→ What needs to be done
From the listing below, pull out the lines that hold "down".

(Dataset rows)

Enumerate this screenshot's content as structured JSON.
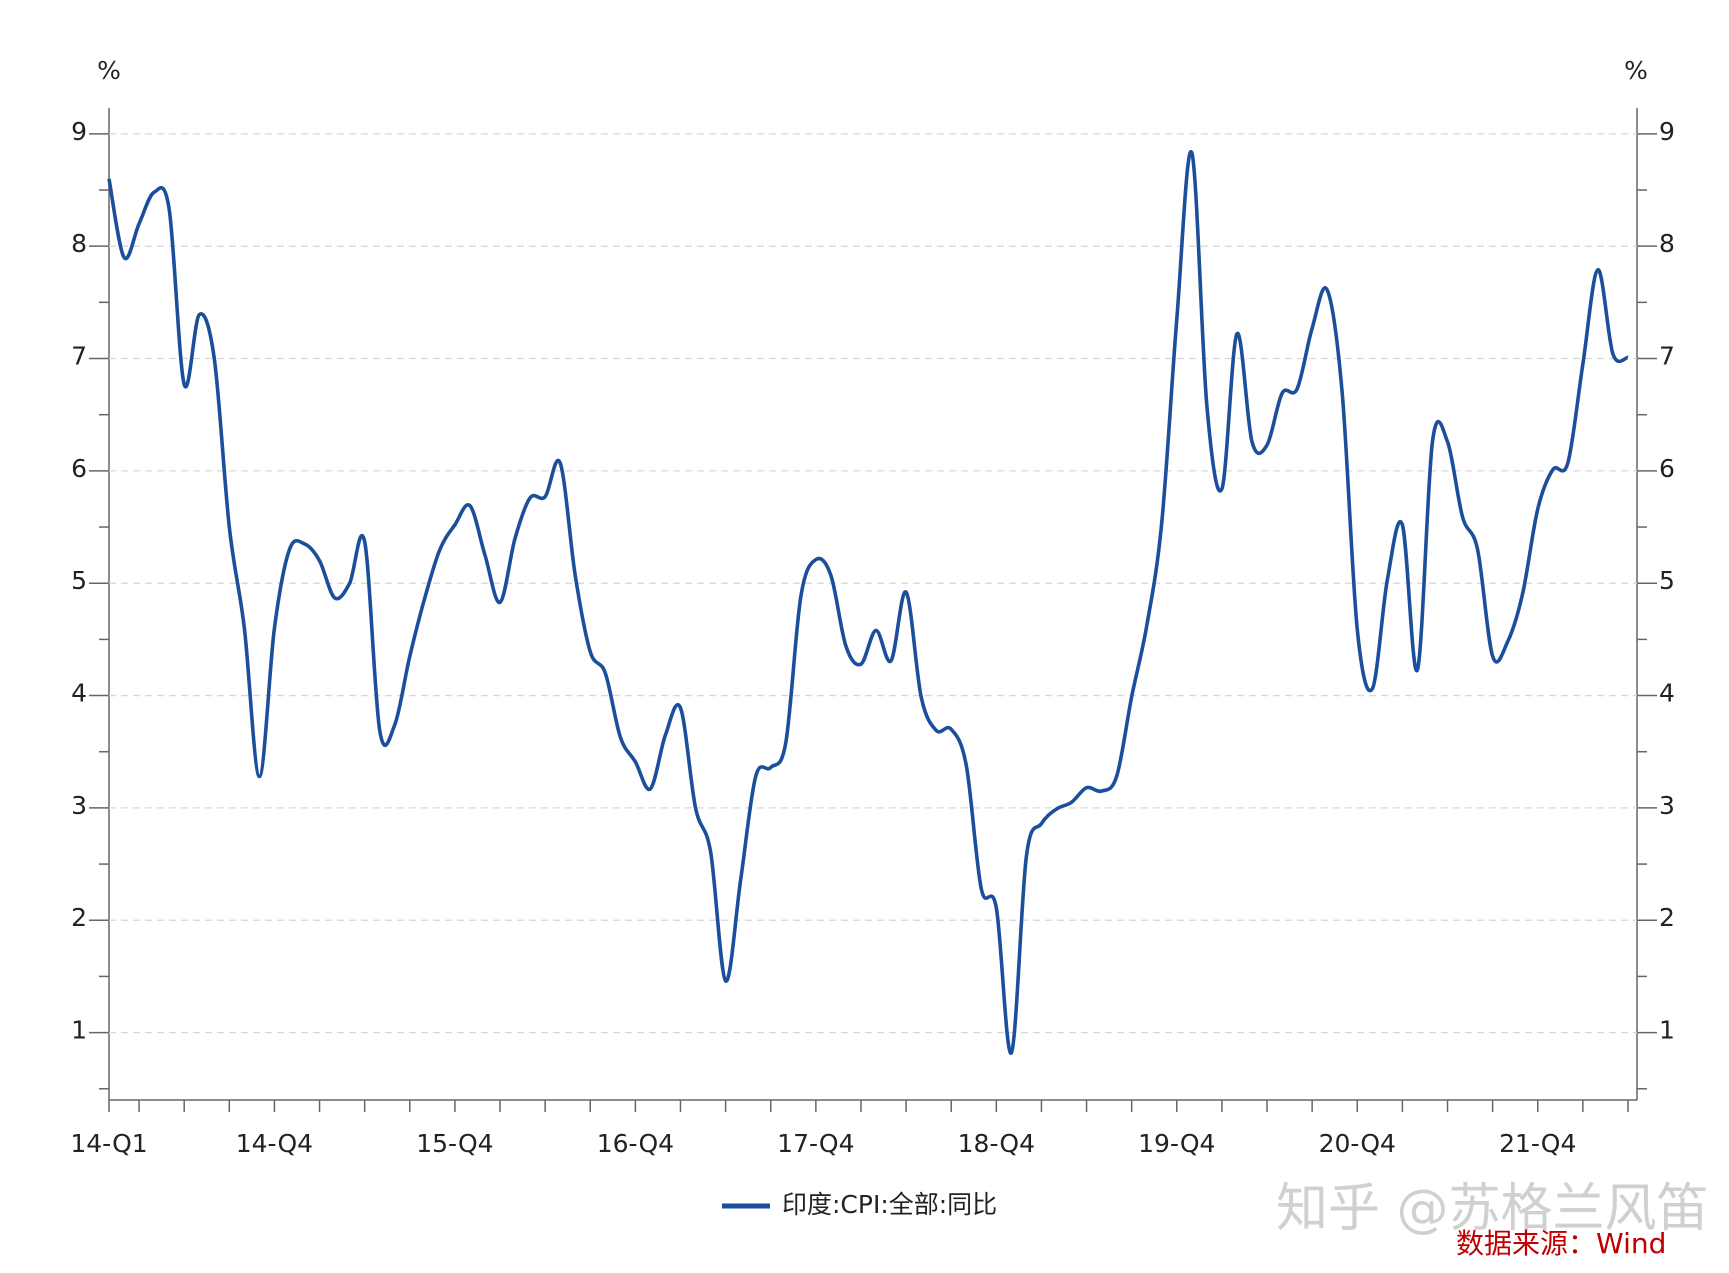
{
  "chart_data": {
    "type": "line",
    "y_unit": "%",
    "y2_unit": "%",
    "categories": [
      "14-Q1",
      null,
      null,
      null,
      null,
      null,
      null,
      null,
      null,
      null,
      null,
      "14-Q4",
      null,
      null,
      null,
      null,
      null,
      null,
      null,
      null,
      null,
      null,
      null,
      "15-Q4",
      null,
      null,
      null,
      null,
      null,
      null,
      null,
      null,
      null,
      null,
      null,
      "16-Q4",
      null,
      null,
      null,
      null,
      null,
      null,
      null,
      null,
      null,
      null,
      null,
      "17-Q4",
      null,
      null,
      null,
      null,
      null,
      null,
      null,
      null,
      null,
      null,
      null,
      "18-Q4",
      null,
      null,
      null,
      null,
      null,
      null,
      null,
      null,
      null,
      null,
      null,
      "19-Q4",
      null,
      null,
      null,
      null,
      null,
      null,
      null,
      null,
      null,
      null,
      null,
      "20-Q4",
      null,
      null,
      null,
      null,
      null,
      null,
      null,
      null,
      null,
      null,
      null,
      "21-Q4",
      null,
      null,
      null,
      null,
      null,
      null
    ],
    "series": [
      {
        "name": "印度:CPI:全部:同比",
        "color": "#1b4f9b",
        "values": [
          8.6,
          7.9,
          8.2,
          8.48,
          8.33,
          6.77,
          7.39,
          7.0,
          5.5,
          4.6,
          3.28,
          4.6,
          5.3,
          5.35,
          5.2,
          4.87,
          5.0,
          5.37,
          3.69,
          3.74,
          4.35,
          4.87,
          5.3,
          5.52,
          5.69,
          5.25,
          4.83,
          5.4,
          5.76,
          5.77,
          6.07,
          5.07,
          4.39,
          4.2,
          3.63,
          3.41,
          3.17,
          3.65,
          3.89,
          3.0,
          2.61,
          1.46,
          2.36,
          3.28,
          3.36,
          3.58,
          4.88,
          5.21,
          5.07,
          4.44,
          4.28,
          4.58,
          4.31,
          4.92,
          3.99,
          3.69,
          3.7,
          3.38,
          2.28,
          2.11,
          0.82,
          2.57,
          2.86,
          2.99,
          3.05,
          3.18,
          3.15,
          3.28,
          3.99,
          4.62,
          5.54,
          7.35,
          8.83,
          6.58,
          5.84,
          7.22,
          6.26,
          6.23,
          6.69,
          6.73,
          7.27,
          7.61,
          6.69,
          4.59,
          4.06,
          5.03,
          5.52,
          4.23,
          6.26,
          6.26,
          5.59,
          5.3,
          4.35,
          4.48,
          4.91,
          5.66,
          6.01,
          6.07,
          6.95,
          7.79,
          7.04,
          7.01
        ]
      }
    ],
    "ylim": [
      0.4,
      9.23
    ],
    "yticks": [
      1,
      2,
      3,
      4,
      5,
      6,
      7,
      8,
      9
    ],
    "y2lim": [
      0.4,
      9.23
    ],
    "y2ticks": [
      1,
      2,
      3,
      4,
      5,
      6,
      7,
      8,
      9
    ],
    "grid": true,
    "legend": "bottom",
    "watermark": "知乎 @苏格兰风笛",
    "source": "数据来源：Wind"
  }
}
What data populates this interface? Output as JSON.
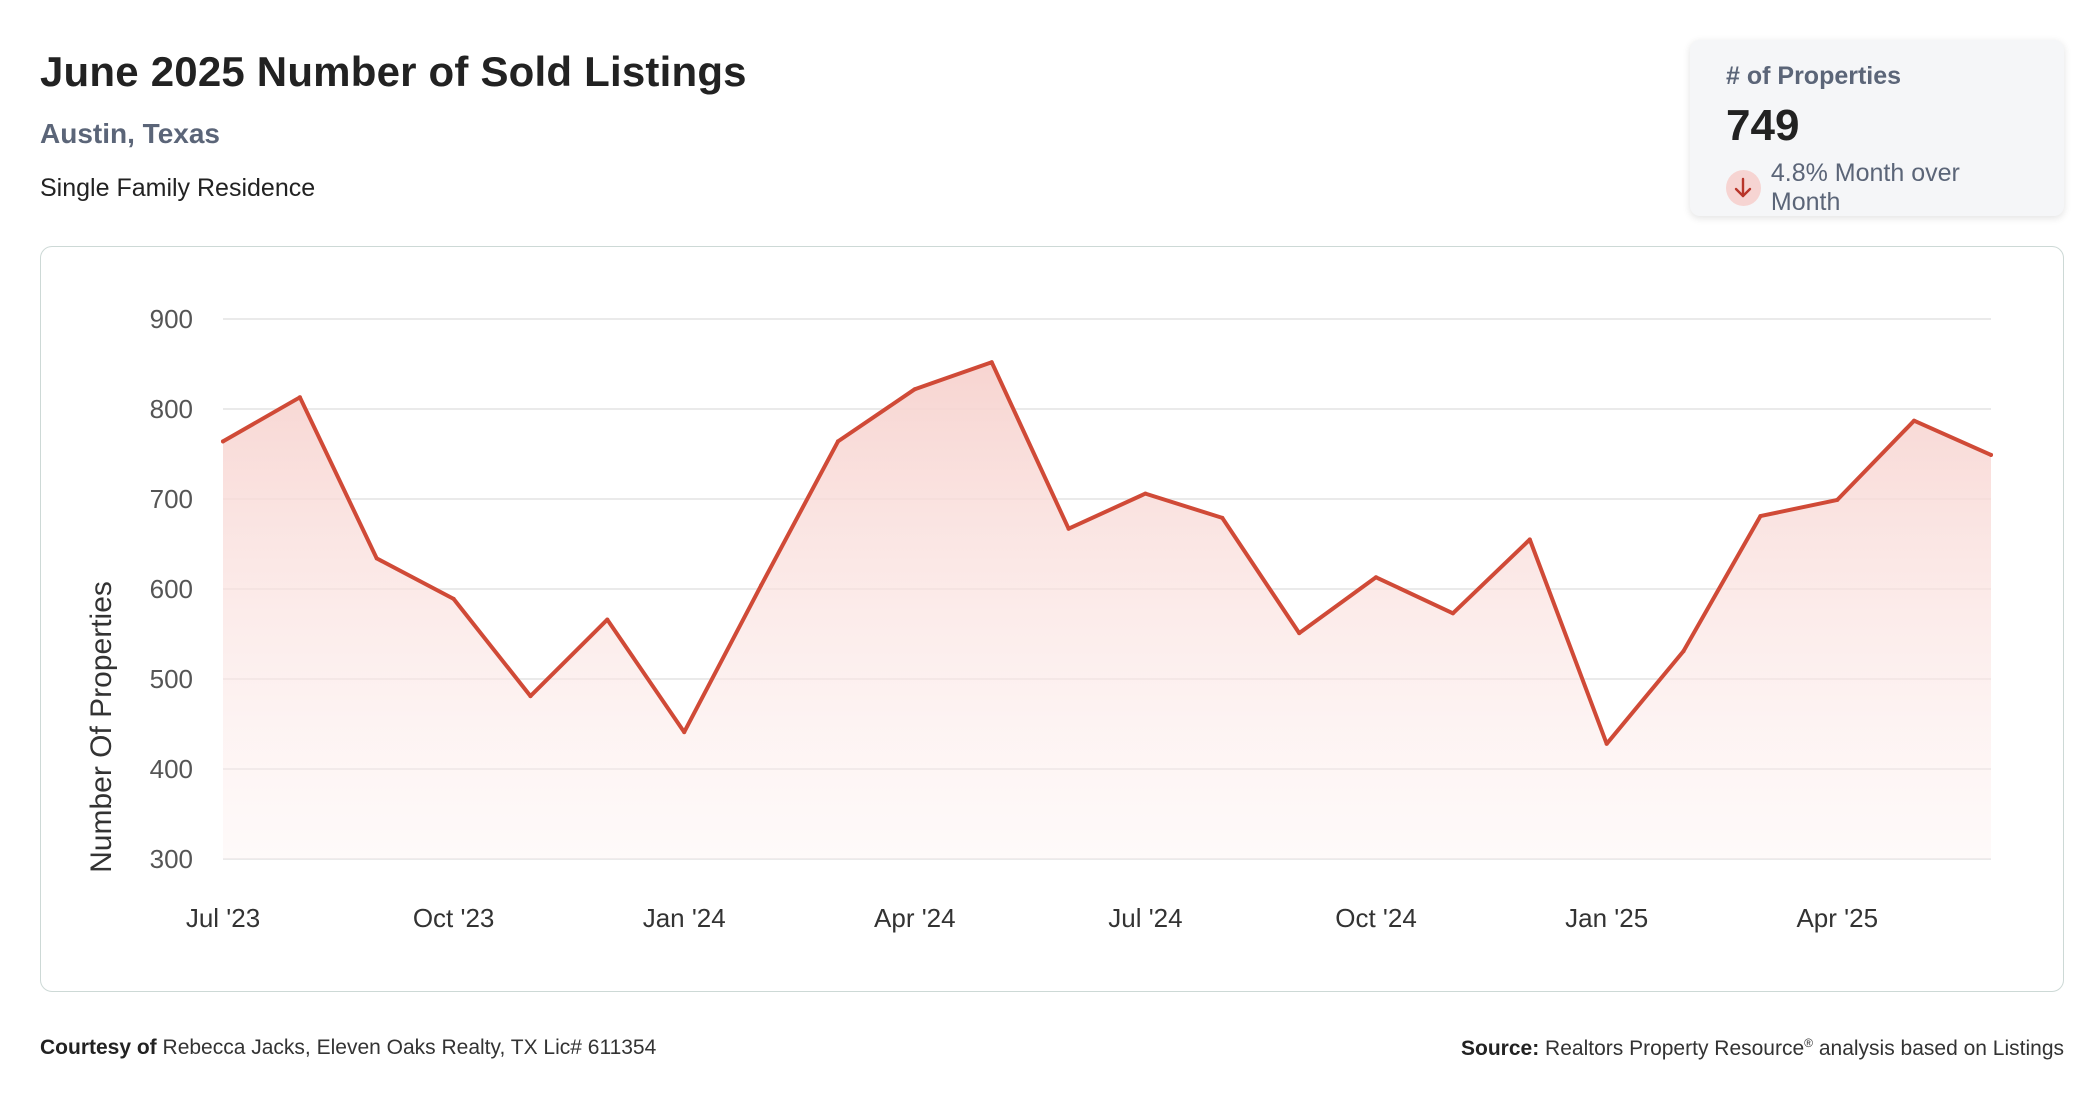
{
  "header": {
    "title": "June 2025 Number of Sold Listings",
    "location": "Austin, Texas",
    "subtitle": "Single Family Residence"
  },
  "kpi": {
    "label": "# of Properties",
    "value": "749",
    "change": "4.8% Month over Month",
    "direction": "down",
    "arrow_icon": "arrow-down-icon"
  },
  "footer": {
    "courtesy_label": "Courtesy of",
    "courtesy_text": "Rebecca Jacks, Eleven Oaks Realty, TX Lic# 611354",
    "source_label": "Source:",
    "source_name": "Realtors Property Resource",
    "source_mark": "®",
    "source_rest": "analysis based on Listings"
  },
  "colors": {
    "line": "#d04a37",
    "fill_top": "#f7d2ce",
    "gridline": "#e3e3e3",
    "accent_text": "#5b6578"
  },
  "chart_data": {
    "type": "area",
    "title": "June 2025 Number of Sold Listings",
    "xlabel": "",
    "ylabel": "Number Of Properties",
    "ylim": [
      300,
      900
    ],
    "yticks": [
      "900",
      "800",
      "700",
      "600",
      "500",
      "400",
      "300"
    ],
    "xtick_labels": [
      "Jul '23",
      "Oct '23",
      "Jan '24",
      "Apr '24",
      "Jul '24",
      "Oct '24",
      "Jan '25",
      "Apr '25"
    ],
    "grid": true,
    "x": [
      "2023-07",
      "2023-08",
      "2023-09",
      "2023-10",
      "2023-11",
      "2023-12",
      "2024-01",
      "2024-02",
      "2024-03",
      "2024-04",
      "2024-05",
      "2024-06",
      "2024-07",
      "2024-08",
      "2024-09",
      "2024-10",
      "2024-11",
      "2024-12",
      "2025-01",
      "2025-02",
      "2025-03",
      "2025-04",
      "2025-05",
      "2025-06"
    ],
    "values": [
      764,
      813,
      634,
      589,
      481,
      566,
      441,
      604,
      764,
      822,
      852,
      667,
      706,
      679,
      551,
      613,
      573,
      655,
      428,
      531,
      681,
      699,
      787,
      749
    ]
  }
}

→ Response
    "direction": "down",
    "arrow_icon": "arrow-down-icon"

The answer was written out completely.